Work to be completed –
Your task is to copy every line of the records below that contains "Contrato".

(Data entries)
....................

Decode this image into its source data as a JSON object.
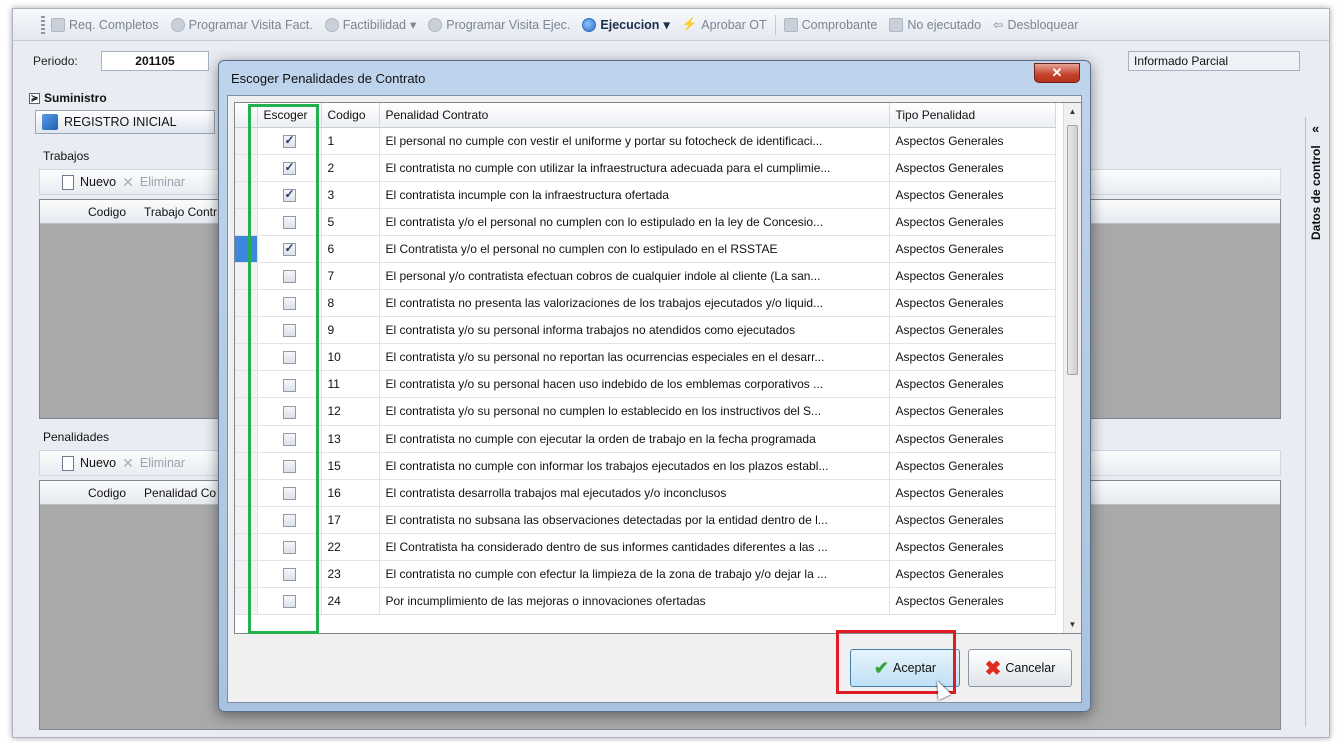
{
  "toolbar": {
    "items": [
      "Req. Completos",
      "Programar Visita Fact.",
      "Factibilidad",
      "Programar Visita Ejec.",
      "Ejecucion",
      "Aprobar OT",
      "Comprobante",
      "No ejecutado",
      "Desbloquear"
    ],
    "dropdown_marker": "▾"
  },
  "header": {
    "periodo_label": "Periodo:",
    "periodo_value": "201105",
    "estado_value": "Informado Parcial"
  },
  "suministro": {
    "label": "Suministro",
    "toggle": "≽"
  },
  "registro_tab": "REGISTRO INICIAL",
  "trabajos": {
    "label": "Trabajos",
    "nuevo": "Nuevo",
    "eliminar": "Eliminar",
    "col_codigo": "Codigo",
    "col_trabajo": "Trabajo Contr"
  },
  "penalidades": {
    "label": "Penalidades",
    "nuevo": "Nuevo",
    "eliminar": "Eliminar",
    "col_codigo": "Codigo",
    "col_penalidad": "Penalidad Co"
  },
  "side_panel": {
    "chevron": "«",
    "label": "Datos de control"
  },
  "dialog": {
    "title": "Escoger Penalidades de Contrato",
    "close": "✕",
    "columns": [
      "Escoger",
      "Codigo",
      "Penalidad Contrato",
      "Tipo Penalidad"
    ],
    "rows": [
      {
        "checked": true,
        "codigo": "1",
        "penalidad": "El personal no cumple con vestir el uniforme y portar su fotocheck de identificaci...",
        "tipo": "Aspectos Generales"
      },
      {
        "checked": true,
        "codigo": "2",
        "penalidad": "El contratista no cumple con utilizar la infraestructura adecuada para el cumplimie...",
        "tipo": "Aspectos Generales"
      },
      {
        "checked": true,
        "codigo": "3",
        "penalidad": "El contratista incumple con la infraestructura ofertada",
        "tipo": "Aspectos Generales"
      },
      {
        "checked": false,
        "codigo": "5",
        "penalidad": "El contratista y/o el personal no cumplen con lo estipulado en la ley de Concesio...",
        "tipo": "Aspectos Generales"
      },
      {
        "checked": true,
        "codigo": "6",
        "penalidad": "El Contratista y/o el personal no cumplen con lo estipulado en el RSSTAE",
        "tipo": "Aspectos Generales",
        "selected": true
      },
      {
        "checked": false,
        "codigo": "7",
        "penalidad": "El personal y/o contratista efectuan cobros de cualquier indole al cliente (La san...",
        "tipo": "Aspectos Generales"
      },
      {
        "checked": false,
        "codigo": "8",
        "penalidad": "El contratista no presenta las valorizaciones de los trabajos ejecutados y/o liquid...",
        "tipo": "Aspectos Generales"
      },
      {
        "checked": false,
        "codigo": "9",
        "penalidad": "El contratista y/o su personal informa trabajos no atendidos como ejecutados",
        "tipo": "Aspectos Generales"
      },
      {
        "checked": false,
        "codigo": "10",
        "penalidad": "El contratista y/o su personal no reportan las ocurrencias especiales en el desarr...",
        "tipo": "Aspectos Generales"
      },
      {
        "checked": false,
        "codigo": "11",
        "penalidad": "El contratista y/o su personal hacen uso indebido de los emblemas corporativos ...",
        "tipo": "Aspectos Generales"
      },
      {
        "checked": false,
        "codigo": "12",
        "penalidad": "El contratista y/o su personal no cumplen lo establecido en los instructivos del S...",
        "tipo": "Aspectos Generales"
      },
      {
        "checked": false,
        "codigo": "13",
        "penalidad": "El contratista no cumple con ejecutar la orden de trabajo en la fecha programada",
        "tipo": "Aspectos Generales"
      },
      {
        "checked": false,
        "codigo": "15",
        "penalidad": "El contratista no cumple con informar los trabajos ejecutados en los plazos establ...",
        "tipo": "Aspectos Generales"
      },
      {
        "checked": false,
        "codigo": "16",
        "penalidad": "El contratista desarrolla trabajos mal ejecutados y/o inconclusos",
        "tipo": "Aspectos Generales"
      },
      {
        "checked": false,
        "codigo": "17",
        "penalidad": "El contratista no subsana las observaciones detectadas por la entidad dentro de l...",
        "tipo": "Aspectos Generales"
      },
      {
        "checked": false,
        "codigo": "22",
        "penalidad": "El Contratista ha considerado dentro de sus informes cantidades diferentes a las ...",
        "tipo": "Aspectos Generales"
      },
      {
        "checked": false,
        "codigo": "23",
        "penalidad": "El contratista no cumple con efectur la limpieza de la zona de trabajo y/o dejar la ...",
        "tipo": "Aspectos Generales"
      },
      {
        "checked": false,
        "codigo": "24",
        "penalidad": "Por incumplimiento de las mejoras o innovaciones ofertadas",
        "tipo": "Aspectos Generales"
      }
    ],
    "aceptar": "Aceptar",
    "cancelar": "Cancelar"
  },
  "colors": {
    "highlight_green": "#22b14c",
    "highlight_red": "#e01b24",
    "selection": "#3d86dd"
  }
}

....................

Written answer –
    "title": "Escoger Penalidades de Contrato",
      "Penalidad Contrato",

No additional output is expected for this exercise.